- INSTRUCTIONS TO FOLLOW -
Please write what comes next in the passage on the S&P MidCap 400 and SmallCap 600 ESG indices, starting after its final sentence.

══ TEXT SECTION

Perhaps the biggest contribution these indices may make, then, is to influence greater reporting and sustainability standards among medium and small-sized firms—beyond just the typical titans of the S&P 500®.

However, the fact remains that there is relatively less disclosure of ESG topics among smaller firms at present,[3] and that larger companies tend to perform better on these issues (i.e., size really does matter).[4] This positive correlation between ESG performance and firm size means that the standard ESG score exclusion criteria would likely result in an eligible universe that is simply too narrow to maintain a broad and diversified index.[5] To remedy this, we apply minor adjustments to the methodology for the 400 and 600 versions to ensure the indices can satisfy the S&P ESG Index Series objective. For instance, screening out companies at lower ESG score thresholds where necessary and at the local index level, rather than among global industry group peers.[6]

With these adjustments, the resulting 274 constituents of the S&P MidCap 400 ESG Index and 407 constituents of the S&P SmallCap 600 ESG Index manage to closely replicate the underlying risk/return profile of the respective benchmark (with welcome outperformance; see Exhibit 1)—as well as provide measurable ESG improvements (see Exhibits 2 and 3). This result, coupled with an almost identical underlying factor exposure to their benchmarks (even when it comes to size, surprisingly) confirms that these new ESG indices are poised to do precisely what they are intended to do (see Exhibits 4 and 5). Thus, as these indices assume their rightful place alongside the flagship S&P 500 ESG Index, we can finally say that sustainable investing is no longer just a large-cap solution—it is now an all-cap solution.

Exhibit 1 Large to All

Exhibit 2 Large to All

Exhibit 2 Large to All

Exhibit 3 Large to All

Exhibit 3 Large to All

Exhibit 4 Large to All

Exhibit 4 Large to All

Exhibit 5 Large to All

Exhibit 5 Large to All

For more on the S&P MidCap 400 ESG Index and S&P SmallCap 600 ESG Index, read the addendum to our white paper, “The S&P 500 ESG Index: Defining the Sustainable Core.”

════
══ DATA EXTRACT

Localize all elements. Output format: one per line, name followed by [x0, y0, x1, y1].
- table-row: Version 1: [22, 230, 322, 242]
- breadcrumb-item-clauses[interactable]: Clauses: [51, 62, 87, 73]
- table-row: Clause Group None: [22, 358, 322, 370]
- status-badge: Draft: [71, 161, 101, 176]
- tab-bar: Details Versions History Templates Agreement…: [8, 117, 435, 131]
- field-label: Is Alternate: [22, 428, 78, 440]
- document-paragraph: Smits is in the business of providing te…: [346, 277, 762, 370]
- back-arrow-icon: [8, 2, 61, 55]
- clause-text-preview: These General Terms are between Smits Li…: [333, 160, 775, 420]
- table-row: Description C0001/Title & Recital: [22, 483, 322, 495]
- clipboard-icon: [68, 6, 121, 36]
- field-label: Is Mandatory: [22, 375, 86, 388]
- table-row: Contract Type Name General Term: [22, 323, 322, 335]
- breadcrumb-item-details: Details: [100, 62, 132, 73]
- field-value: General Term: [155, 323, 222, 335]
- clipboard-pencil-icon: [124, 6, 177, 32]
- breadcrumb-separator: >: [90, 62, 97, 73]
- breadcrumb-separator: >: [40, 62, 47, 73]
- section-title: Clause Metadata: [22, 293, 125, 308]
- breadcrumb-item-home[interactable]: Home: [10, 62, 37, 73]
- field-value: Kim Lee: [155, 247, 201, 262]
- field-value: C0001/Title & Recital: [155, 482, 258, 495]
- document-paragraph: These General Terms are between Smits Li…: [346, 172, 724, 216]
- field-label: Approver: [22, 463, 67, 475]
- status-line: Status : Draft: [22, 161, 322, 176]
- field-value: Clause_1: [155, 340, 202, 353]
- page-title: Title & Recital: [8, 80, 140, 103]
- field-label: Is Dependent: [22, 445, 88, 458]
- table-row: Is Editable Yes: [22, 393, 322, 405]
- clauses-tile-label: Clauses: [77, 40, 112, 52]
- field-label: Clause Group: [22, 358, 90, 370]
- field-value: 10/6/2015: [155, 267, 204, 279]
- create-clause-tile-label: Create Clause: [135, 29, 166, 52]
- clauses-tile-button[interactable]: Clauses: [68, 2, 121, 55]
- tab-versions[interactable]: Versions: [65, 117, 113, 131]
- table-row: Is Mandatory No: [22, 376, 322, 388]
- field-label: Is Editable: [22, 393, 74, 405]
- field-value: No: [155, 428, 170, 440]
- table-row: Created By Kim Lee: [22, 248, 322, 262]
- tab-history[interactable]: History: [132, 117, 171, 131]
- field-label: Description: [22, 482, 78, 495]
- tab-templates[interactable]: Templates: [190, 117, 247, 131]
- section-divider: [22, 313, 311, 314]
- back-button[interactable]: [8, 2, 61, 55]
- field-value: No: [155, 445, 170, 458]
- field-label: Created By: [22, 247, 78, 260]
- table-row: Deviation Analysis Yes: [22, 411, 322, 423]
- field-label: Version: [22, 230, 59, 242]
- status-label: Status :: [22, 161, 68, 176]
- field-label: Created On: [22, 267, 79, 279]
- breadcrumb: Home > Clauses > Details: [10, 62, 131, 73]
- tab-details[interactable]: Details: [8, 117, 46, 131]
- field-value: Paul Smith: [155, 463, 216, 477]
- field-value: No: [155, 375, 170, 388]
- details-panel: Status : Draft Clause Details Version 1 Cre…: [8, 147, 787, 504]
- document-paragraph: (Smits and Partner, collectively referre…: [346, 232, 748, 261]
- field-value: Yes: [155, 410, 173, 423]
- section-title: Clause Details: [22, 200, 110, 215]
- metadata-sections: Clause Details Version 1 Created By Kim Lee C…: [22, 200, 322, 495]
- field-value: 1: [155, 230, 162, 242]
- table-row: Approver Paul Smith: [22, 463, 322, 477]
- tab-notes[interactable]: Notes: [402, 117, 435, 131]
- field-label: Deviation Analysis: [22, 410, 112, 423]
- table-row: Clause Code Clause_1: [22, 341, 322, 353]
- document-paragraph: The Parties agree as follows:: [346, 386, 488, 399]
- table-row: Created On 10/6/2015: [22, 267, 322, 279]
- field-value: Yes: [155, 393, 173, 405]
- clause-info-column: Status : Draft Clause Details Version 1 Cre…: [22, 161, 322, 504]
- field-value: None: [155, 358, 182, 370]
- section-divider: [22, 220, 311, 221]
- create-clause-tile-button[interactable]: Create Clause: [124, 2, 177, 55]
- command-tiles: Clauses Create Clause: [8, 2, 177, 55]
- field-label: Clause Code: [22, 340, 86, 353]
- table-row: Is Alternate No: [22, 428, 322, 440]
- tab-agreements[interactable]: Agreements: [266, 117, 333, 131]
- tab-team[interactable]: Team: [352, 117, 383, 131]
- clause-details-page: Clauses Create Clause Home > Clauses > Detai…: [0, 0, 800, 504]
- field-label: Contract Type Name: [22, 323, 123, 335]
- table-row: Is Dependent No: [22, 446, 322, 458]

════

- ANSWER FOR THIS EXERCISE -
Originally published by Indexology, 2/17/21


1 A positive correlation between sustainability performance and firm size is generally observed due to the greater visibility, access to resources, and operating scale associated with large firms. See, for example, Drempetic, S., Klein, C., and Zwergel, B. “The Influence of Firm Size on the ESG Score: Corporate Sustainability Ratings Under Review.” Journal of Business Ethics (2019) for more information.

2 See Naqvi, M. and Jus, M. “The Benchmark that Changed the World: Celebrating 20 Years of the Dow Jones Sustainability Indices”, S&P Global (2019) for more information.

3 According to this WSJ article (2019), “Midsize and small companies generally lag behind their larger peers in terms of disclosure because they are less likely to have resources such as ESG-dedicated team or a sustainability department”.

4 See footnote 1.

5 As per the standard S&P ESG Index Series Methodology, companies with an S&P DJI ESG score that falls within the worst 25% of ESG scores from each GICS Global Industry Group are excluded from the indices (alongside other exclusions (tobacco, controversial weapons, thermal coal, companies that perform poorly on the UNGC principles, and companies involved in material controversies), before then targeting 75% of the remaining, eligible universe of companies ranked by S&P DJI ESG score within their respective index industry group.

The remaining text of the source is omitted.